Study text:
━━━━━━━━━━━━━━━━━━━━━━━━━━━━━━

If PHP was compiled with --disable-url-fopen-wrapper, it won’t work. (Docs don’t say what “won’t work” means; returns null, throws exception?) Note that this flag was removed in PHP 5.2.5.
If allow_url_fopen is disabled in php.ini, this still won’t work. (How? No idea.)
Because of the @, the warning about the non-existent file won’t be printed.
But it will be printed if scream.enabled is set in php.ini.
Or if scream.enabled is set manually with ini_set.
But not if the right error_reporting level isn’t set.
If it is printed, exactly where it goes depends on display_errors, again in php.ini. Or ini_set.
I can’t tell how this innocuous function call will behave without consulting compile-time flags, server-wide configuration, and configuration done in my program. And this is all built in behavior.


The fuck? Also '@' is a PHP operator (stolen from DOS, which isn't the first place I would take programming hints from) and that will silence thrown errors. Oh, but if you don't use that and get an error you may not ever see unless you set up a global handler for it. That's incredibly stupid and the only thing it would do is waste my time setting something up that should just be the default.

On to operators! Those should just work, right? I mean how could anyone fuck up equality?

Quote (veekun)

== is useless.
It’s not transitive. "foo" == TRUE, and "foo" == 0… but, of course, TRUE != 0.
== converts to numbers when possible (123 == "123foo"… although "123" != "123foo"), which means it converts to floats when possible. So large hex strings (like, say, password hashes) may occasionally compare true when they’re not. Even JavaScript doesn’t do this.
For the same reason, "6" == " 6", "4.2" == "4.20", and "133" == "0133". But note that 133 != 0133, because 0133 is octal. But "0x10" == "16" and "1e3" == "1000"!
=== compares values and type… except with objects, where === is only true if both operands are actually the same object! For objects, == compares both value (of every attribute) and type, which is what === does for every other type


That is atrocious. Object/primitive equality being transitive is like language design 101. How could you possibly fuck that up? Oh wait, it's incredibly easy because of the insane weak typing system and bad developers.

Here's another gem:

Quote (veekun)

Unlike (literally!) every other language with a similar operator, ?: is left associative. So this:

  $arg = 'T';
  $vehicle = ( ( $arg == 'B' ) ? 'bus' :
              ( $arg == 'A' ) ? 'airplane' :
              ( $arg == 'T' ) ? 'train' :
              ( $arg == 'C' ) ? 'car' :
              ( $arg == 'H' ) ? 'horse' :
              'feet' );
  echo $vehicle;
prints horse.


Some bitching about functions:

Quote (veekun)

Function calls are apparently rather expensive.
Some built-in functions interact with reference-returning functions in, er, a strange way.
As mentioned elsewhere, a lot of things that look like functions or look like they should be functions are actually language constructs, so nothing that works with functions will work with them.

━━━━━━━━━━━━━━━━━━━━━━━━━━━━━━

Data shown:
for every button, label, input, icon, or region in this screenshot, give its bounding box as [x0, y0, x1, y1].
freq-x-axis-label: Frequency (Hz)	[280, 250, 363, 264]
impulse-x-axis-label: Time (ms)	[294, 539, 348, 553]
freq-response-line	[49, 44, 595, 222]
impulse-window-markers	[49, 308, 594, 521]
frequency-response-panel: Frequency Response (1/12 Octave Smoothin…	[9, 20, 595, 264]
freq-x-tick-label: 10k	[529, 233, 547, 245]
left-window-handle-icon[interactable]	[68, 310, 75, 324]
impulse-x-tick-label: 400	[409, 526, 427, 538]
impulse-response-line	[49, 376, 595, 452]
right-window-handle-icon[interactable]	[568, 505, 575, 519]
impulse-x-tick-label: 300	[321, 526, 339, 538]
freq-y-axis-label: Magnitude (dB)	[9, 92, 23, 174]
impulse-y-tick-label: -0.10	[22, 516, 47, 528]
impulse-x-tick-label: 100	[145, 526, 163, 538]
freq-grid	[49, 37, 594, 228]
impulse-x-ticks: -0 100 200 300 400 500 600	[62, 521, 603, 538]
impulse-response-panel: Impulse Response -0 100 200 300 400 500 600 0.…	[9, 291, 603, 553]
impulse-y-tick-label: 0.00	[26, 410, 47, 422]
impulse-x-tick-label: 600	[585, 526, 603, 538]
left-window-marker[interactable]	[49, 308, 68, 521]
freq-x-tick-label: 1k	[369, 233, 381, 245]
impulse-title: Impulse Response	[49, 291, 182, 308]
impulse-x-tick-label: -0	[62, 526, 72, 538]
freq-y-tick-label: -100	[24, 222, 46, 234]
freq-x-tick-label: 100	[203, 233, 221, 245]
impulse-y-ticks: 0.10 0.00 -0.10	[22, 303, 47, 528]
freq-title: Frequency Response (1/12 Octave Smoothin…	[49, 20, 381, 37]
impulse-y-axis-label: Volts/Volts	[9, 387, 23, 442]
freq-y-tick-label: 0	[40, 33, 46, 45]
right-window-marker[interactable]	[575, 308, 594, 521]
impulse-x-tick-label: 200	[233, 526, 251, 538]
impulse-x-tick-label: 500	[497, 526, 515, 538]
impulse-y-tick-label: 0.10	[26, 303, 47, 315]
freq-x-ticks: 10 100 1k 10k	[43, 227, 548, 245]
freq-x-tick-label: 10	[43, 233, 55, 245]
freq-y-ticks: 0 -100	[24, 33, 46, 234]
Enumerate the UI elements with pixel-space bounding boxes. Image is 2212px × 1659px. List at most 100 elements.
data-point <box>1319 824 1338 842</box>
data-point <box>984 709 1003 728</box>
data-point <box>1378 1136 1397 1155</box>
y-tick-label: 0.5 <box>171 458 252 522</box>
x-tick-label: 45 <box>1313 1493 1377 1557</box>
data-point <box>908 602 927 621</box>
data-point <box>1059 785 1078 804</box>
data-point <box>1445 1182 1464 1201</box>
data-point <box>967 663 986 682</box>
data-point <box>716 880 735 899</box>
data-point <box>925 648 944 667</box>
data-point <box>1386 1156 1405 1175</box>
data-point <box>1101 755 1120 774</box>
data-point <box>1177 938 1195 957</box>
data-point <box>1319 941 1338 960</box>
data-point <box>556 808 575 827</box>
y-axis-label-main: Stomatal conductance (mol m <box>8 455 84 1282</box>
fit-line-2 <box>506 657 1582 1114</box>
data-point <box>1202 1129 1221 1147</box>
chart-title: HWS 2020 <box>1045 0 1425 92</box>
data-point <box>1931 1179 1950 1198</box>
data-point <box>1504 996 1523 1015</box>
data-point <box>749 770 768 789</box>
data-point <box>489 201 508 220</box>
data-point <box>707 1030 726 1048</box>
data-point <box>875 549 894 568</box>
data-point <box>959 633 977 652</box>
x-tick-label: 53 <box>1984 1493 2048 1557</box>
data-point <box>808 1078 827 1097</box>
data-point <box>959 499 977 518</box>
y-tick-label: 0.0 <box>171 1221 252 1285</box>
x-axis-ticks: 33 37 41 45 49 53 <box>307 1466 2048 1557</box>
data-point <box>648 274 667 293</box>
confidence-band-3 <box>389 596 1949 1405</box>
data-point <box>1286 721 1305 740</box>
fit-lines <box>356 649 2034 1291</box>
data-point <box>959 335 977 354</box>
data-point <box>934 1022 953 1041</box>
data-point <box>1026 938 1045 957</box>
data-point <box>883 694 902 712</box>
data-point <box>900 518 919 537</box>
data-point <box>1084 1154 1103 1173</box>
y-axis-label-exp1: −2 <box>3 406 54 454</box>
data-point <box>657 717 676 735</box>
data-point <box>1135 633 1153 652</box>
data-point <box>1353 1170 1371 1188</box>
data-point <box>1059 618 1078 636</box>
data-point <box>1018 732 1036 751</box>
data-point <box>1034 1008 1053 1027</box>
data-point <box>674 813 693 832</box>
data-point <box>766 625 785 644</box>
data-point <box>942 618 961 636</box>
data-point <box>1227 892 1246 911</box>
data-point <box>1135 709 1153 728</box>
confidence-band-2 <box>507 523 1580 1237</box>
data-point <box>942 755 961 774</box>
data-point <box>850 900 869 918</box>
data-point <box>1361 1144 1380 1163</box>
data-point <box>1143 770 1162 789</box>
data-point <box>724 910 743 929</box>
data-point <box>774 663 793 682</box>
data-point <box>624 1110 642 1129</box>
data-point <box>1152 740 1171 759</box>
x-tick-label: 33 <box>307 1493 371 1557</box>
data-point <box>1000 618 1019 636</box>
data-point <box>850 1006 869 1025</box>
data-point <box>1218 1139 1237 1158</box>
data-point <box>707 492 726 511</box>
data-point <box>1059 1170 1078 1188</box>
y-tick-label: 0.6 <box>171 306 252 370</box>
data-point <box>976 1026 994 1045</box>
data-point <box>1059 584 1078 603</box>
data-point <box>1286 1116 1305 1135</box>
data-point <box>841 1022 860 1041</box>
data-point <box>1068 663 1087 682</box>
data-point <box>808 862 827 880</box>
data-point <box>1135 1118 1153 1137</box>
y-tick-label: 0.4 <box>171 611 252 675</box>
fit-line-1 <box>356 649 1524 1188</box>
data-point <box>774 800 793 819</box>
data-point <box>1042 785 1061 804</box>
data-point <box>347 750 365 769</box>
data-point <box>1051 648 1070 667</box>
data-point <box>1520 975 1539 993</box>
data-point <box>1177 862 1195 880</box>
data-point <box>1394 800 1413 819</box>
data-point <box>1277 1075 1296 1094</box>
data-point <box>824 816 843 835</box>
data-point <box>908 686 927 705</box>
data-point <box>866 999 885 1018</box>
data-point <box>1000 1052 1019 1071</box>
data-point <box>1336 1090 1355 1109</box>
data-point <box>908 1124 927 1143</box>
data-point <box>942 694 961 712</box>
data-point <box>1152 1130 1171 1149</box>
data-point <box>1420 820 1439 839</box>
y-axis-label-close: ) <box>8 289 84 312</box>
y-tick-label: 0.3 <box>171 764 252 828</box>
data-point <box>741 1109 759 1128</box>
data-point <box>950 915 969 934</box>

━━━━━━━━━━━━━━━━━━━━━━━━━━━━━━

Exercise directions:
Decide whether each statement agrees with the post on PHP, answering yes or no and quoting the exact words of the post that settle it: (a) the --disable-url-fopen-wrapper flag was removed in PHP 5.2.5; (b) with ==, 133 compares equal to 0133; (c) the ?: example that sets $arg to 'T' prints "train".

Task solution:
(a) Yes: "Note that this flag was removed in PHP 5.2.5."
(b) No: "But note that 133 != 0133, because 0133 is octal."
(c) No: "prints horse."